> _Provided records_
Start
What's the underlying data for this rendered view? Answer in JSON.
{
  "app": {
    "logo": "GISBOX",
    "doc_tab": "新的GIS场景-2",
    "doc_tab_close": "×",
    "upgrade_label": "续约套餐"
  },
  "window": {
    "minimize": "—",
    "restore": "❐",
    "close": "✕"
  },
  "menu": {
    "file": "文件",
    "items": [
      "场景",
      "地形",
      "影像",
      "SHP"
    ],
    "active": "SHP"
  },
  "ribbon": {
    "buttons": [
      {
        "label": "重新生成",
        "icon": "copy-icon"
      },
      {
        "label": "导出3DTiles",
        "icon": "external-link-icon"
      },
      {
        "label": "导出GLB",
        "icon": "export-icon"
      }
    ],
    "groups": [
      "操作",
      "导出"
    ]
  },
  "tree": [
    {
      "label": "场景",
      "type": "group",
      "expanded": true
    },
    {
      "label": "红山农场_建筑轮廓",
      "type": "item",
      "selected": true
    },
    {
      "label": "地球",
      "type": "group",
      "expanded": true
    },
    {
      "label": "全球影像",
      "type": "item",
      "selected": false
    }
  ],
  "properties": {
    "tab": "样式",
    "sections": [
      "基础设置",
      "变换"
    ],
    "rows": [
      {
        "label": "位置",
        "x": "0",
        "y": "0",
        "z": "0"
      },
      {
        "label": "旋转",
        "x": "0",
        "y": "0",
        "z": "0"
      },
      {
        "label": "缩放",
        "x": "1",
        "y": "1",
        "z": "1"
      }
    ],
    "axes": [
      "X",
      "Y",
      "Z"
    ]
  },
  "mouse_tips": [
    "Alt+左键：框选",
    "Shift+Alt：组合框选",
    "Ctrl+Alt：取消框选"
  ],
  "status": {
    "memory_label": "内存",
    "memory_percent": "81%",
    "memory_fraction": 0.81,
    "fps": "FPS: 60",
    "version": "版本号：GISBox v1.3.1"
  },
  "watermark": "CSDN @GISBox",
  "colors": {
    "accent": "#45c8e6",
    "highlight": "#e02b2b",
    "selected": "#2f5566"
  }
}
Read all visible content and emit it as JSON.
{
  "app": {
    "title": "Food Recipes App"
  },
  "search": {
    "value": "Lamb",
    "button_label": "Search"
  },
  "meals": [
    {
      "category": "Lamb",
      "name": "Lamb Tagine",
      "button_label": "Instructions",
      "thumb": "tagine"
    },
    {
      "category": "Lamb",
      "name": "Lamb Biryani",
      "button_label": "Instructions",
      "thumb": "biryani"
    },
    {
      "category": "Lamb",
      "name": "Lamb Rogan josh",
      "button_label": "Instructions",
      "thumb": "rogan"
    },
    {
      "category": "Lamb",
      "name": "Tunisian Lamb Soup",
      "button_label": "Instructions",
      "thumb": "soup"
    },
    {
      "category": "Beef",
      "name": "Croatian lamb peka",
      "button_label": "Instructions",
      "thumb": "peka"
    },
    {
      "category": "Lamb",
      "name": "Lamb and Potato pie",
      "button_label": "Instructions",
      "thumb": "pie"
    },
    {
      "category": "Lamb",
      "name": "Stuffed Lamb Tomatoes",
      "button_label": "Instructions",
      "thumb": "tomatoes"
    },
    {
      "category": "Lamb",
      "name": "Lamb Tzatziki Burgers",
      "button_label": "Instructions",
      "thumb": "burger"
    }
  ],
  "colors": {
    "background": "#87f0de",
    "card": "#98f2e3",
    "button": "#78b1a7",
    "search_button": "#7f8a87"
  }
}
End
> _Objective_
Say how many lines of the data include the word "name". Nothing other than the number should be given.

> _Full solution_
8